Keep only those lines of the records that include the string "data".
┌──
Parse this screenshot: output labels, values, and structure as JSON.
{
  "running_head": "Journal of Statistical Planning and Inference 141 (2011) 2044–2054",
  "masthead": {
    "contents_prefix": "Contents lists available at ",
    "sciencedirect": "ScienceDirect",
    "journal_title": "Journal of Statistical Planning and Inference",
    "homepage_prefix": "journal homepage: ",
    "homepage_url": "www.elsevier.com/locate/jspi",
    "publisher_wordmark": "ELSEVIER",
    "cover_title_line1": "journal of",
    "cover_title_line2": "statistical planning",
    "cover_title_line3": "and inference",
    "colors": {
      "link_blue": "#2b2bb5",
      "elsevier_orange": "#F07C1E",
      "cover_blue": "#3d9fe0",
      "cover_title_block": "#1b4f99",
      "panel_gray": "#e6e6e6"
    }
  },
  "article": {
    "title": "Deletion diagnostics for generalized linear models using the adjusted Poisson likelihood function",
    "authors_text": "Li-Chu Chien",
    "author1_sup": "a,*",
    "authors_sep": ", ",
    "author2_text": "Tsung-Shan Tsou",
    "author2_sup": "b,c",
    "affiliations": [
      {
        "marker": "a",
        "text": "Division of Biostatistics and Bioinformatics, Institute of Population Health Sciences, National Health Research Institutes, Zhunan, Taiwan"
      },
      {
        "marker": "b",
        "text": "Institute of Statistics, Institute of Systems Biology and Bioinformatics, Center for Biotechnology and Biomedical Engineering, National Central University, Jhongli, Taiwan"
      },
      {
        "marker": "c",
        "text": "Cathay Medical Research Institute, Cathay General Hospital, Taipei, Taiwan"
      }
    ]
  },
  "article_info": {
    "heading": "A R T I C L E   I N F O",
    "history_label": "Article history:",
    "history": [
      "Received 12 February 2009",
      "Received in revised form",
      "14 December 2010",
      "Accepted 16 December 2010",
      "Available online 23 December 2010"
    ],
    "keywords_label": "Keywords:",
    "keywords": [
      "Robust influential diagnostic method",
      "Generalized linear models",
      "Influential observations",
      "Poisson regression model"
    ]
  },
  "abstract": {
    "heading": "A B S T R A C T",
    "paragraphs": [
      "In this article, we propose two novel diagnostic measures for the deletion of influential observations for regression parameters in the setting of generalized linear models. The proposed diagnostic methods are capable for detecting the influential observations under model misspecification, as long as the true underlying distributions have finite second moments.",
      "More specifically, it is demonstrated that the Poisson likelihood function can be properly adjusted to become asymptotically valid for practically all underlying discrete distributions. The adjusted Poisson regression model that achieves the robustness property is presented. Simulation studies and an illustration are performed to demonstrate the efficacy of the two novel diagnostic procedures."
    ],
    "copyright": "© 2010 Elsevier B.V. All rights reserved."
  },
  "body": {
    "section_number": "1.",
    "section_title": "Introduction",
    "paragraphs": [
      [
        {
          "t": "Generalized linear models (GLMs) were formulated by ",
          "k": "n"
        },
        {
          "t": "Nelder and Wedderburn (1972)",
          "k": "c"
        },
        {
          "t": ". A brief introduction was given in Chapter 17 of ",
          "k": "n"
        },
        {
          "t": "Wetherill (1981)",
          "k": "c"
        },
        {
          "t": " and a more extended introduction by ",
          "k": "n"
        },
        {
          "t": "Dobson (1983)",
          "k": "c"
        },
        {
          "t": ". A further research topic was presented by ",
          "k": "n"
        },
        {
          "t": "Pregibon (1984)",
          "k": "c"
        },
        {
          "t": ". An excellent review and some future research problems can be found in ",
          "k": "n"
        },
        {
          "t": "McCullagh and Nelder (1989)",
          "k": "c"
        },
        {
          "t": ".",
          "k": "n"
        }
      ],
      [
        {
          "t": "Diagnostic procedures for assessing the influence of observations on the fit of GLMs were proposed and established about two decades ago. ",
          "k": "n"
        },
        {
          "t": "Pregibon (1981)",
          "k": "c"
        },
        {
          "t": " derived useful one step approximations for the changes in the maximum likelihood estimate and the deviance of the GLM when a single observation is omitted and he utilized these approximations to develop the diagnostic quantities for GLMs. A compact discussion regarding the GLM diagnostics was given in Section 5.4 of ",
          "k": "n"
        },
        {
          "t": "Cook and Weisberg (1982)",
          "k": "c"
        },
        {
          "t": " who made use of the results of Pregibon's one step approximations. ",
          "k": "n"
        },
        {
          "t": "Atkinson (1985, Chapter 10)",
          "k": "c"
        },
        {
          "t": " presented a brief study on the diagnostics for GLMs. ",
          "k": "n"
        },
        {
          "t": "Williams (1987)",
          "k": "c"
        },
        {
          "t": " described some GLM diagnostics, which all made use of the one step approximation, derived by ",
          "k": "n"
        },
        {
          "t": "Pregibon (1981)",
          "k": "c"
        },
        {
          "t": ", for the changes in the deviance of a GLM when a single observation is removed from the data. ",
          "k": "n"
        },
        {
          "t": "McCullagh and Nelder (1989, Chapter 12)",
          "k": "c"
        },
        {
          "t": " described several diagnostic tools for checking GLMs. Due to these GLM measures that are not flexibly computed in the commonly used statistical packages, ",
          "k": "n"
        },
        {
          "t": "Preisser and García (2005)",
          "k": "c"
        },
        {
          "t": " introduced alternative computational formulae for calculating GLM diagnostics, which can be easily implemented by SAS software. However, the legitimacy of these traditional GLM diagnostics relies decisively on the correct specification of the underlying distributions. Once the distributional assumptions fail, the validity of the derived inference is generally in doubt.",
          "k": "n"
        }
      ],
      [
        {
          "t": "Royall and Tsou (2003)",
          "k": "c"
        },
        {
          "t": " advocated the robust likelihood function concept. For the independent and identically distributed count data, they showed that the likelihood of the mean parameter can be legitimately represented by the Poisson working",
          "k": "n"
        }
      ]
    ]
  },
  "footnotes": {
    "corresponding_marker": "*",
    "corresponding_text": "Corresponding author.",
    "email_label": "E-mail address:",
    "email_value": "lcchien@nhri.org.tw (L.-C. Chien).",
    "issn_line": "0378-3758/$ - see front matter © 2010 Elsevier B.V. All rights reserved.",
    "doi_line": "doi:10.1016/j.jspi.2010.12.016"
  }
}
└──
> _Right answer_
          "t": ", for the changes in the deviance of a GLM when a single observation is removed from the data. ",
          "t": " advocated the robust likelihood function concept. For the independent and identically distributed count data, they showed that the likelihood of the mean parameter can be legitimately represented by the Poisson working",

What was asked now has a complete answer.